Data supplied
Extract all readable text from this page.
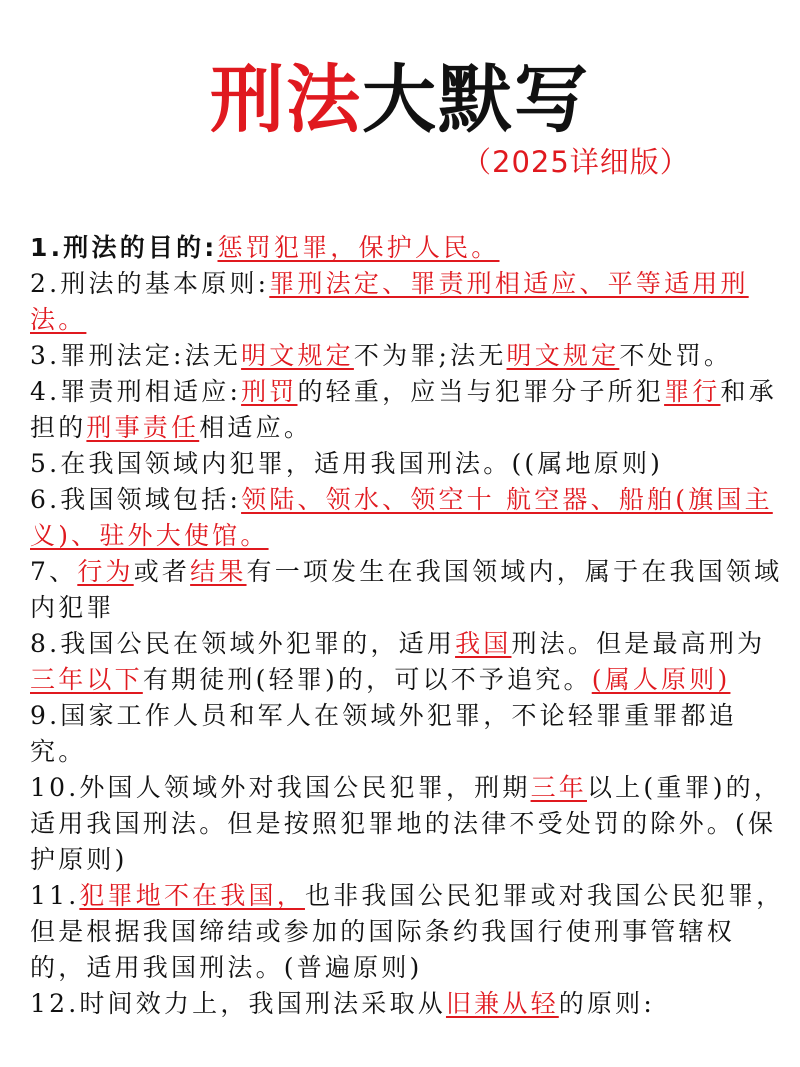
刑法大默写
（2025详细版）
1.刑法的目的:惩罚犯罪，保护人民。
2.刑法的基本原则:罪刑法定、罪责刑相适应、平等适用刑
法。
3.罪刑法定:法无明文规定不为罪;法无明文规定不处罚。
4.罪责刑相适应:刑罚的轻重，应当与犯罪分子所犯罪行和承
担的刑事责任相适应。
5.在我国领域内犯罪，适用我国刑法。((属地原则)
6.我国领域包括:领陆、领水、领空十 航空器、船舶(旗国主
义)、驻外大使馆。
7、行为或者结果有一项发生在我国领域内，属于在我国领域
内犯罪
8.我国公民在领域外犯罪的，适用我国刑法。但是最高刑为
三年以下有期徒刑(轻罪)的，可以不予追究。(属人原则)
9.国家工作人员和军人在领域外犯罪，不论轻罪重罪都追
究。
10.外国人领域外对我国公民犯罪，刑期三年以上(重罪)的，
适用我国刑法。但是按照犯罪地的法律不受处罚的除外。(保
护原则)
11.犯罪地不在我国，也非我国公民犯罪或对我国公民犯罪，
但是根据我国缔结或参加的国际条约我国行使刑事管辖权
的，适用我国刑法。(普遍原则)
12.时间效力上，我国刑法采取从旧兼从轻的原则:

Task goal
Your task is to gather every line with the word "罪刑法定" and copy it.

Task output
2.刑法的基本原则:罪刑法定、罪责刑相适应、平等适用刑
3.罪刑法定:法无明文规定不为罪;法无明文规定不处罚。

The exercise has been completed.